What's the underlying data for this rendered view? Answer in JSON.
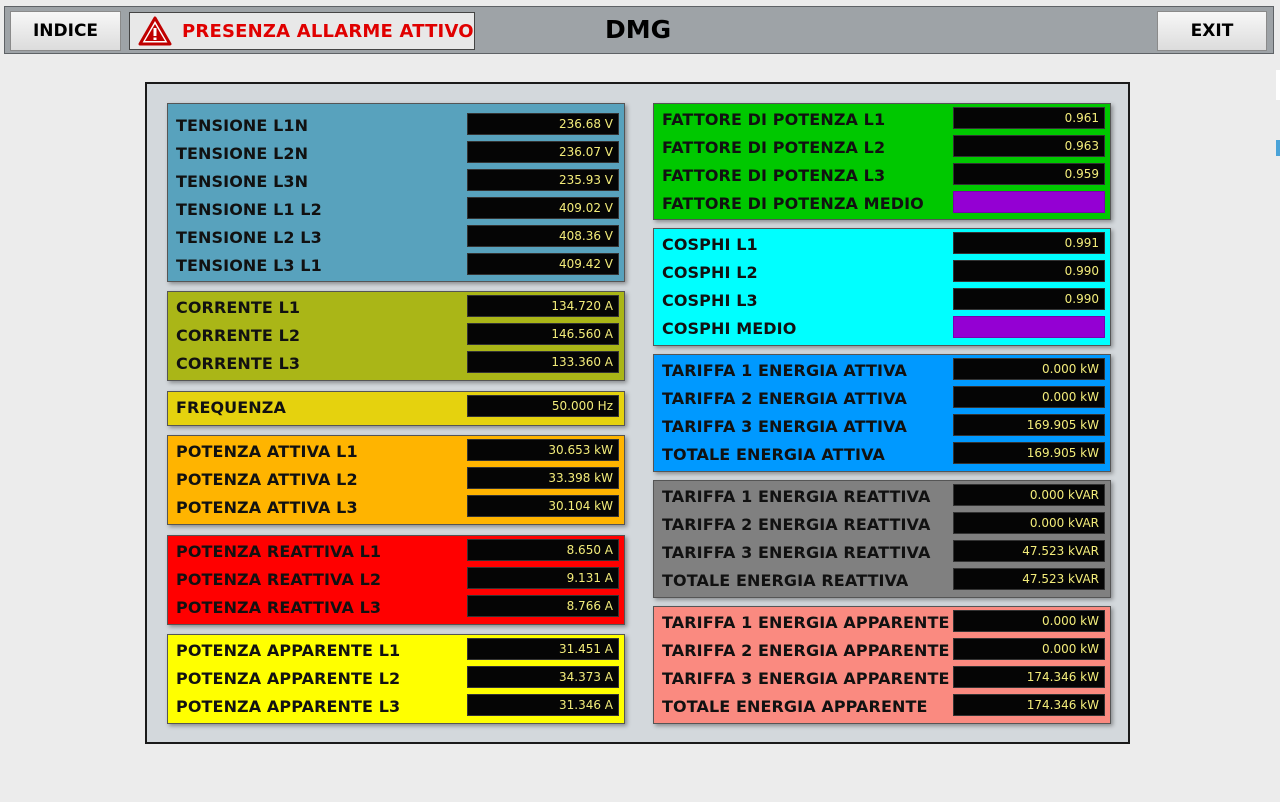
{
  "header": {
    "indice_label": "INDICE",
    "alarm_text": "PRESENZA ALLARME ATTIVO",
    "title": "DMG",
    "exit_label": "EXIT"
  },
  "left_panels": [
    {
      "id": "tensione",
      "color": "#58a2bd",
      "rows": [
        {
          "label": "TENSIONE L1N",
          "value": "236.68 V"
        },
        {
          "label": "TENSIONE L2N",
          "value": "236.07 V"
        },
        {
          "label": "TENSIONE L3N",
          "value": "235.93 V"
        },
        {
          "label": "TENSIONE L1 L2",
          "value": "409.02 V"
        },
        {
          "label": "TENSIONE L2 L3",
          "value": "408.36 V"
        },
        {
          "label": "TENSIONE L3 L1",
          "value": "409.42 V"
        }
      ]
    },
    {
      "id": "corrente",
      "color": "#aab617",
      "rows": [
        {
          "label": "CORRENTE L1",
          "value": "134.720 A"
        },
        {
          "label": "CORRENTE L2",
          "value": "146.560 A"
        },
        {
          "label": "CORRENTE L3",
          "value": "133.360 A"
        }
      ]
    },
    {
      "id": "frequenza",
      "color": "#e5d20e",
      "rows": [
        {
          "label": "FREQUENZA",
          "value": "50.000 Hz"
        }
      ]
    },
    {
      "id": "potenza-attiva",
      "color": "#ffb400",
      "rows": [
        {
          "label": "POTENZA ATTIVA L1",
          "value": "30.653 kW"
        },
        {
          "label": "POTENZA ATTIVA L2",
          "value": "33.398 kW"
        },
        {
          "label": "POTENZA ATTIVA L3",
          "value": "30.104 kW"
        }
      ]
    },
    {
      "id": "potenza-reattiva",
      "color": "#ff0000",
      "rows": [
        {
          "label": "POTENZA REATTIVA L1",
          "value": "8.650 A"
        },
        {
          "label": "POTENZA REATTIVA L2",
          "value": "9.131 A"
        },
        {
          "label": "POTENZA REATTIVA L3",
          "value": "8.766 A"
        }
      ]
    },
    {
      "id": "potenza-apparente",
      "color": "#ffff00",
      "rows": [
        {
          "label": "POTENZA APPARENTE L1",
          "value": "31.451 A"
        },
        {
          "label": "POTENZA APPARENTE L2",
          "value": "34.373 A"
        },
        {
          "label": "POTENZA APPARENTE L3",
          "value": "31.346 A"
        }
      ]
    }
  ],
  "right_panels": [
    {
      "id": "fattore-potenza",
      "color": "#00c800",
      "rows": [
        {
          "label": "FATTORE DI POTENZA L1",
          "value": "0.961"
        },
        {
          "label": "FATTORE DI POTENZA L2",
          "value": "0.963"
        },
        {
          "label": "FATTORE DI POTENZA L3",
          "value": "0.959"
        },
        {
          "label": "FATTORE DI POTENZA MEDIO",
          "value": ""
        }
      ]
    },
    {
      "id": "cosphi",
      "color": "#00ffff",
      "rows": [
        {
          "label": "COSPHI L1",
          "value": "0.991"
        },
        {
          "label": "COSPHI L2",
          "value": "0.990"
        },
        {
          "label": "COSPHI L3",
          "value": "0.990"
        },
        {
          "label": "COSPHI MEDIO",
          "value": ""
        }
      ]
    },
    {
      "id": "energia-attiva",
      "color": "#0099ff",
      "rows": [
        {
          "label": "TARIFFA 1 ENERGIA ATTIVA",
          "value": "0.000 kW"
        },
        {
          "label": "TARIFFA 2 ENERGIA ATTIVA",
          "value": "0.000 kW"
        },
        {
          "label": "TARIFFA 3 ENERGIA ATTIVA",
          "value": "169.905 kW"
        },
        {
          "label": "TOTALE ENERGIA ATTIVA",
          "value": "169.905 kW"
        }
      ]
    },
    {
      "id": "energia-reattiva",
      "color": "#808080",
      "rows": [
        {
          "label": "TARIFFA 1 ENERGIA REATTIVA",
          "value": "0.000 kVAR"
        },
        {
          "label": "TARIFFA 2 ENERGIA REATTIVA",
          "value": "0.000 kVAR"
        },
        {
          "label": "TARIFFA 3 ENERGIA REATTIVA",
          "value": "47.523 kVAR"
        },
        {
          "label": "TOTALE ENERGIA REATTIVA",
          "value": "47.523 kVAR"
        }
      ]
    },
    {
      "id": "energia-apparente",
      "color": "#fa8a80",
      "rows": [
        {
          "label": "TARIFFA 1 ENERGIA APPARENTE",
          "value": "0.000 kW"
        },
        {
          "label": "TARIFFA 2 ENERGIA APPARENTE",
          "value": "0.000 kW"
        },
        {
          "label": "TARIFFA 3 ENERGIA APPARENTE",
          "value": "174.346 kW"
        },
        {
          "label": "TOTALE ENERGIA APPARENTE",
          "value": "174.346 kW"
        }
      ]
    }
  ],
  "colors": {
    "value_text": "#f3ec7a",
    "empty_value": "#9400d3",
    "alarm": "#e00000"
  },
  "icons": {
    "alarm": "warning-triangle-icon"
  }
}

+++++

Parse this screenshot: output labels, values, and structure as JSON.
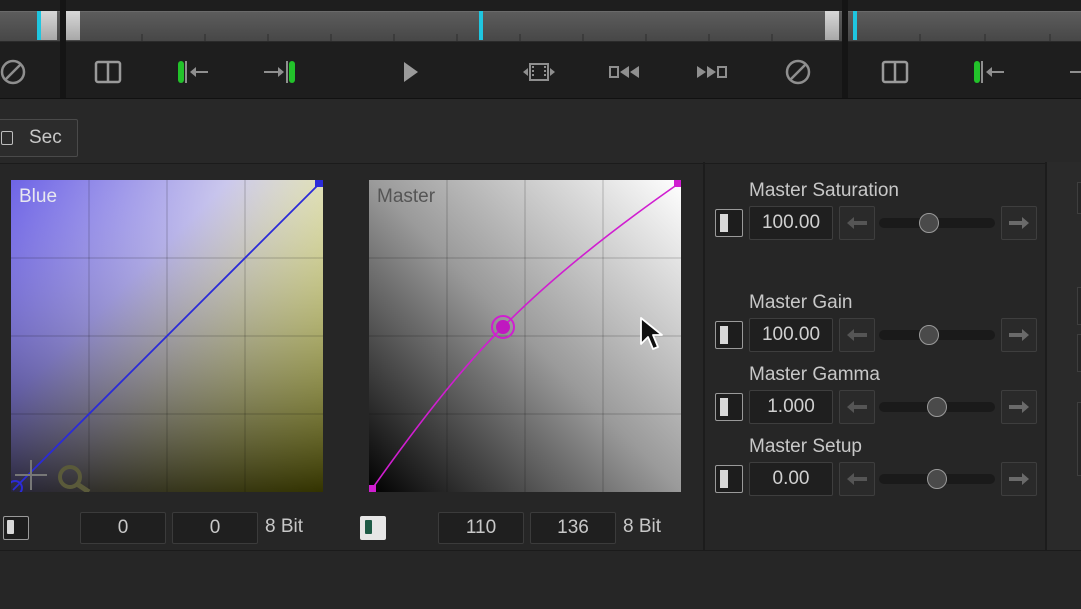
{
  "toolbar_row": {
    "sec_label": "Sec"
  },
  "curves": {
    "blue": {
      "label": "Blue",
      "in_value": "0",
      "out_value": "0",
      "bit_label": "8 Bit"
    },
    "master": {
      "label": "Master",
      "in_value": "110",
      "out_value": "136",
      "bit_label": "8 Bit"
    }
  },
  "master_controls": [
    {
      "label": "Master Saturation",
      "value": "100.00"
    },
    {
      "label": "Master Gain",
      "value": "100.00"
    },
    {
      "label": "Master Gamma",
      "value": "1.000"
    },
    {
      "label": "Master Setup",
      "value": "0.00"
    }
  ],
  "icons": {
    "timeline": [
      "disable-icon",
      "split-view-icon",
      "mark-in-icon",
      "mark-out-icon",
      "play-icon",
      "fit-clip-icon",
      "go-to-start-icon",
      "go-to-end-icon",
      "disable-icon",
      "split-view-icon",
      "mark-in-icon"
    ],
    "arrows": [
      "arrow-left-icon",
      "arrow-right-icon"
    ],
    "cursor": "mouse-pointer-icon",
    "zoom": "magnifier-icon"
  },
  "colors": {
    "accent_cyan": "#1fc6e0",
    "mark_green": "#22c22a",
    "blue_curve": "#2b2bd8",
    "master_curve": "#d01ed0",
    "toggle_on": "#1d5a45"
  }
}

+++++

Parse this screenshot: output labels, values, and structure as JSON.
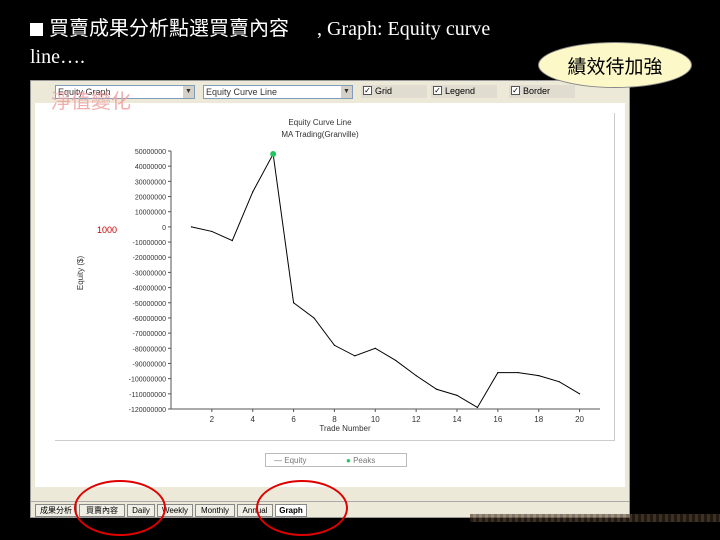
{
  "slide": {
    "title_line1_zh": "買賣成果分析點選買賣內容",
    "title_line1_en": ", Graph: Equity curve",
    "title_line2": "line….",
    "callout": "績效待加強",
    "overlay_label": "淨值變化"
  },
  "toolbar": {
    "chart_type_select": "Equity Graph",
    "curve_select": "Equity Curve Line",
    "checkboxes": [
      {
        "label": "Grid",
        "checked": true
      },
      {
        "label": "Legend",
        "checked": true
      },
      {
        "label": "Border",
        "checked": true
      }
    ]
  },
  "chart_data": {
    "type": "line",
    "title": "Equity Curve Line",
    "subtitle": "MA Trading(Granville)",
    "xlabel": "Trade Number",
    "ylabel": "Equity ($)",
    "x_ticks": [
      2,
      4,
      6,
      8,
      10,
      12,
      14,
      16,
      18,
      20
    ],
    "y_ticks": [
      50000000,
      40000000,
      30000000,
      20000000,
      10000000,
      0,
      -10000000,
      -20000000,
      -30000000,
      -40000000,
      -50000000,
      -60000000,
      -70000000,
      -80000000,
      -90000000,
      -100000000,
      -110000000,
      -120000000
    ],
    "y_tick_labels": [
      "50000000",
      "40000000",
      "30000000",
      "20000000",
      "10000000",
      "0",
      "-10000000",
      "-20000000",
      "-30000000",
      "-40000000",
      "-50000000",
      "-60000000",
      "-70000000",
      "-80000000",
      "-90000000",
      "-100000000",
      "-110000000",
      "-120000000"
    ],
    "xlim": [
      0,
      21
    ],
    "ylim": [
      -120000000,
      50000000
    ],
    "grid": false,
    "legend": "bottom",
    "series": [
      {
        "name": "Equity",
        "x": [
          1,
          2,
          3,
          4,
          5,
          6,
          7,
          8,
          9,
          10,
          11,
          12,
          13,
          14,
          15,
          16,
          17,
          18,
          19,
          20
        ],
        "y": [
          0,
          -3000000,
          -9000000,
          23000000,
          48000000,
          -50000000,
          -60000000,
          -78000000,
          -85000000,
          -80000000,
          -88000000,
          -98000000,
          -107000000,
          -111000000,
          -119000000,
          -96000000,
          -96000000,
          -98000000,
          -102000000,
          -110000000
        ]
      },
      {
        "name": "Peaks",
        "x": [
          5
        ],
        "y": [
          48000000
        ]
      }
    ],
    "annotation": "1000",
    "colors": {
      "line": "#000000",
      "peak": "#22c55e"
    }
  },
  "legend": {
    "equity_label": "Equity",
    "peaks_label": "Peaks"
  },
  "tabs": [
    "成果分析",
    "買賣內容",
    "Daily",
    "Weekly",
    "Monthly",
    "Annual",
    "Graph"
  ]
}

+++++

● Objective:
Filter the records above for lines containing the word "TOTALE", and copy those lines.

● Solution:
          "label": "TOTALE ENERGIA ATTIVA",
          "label": "TOTALE ENERGIA REATTIVA",
          "label": "TOTALE ENERGIA APPARENTE",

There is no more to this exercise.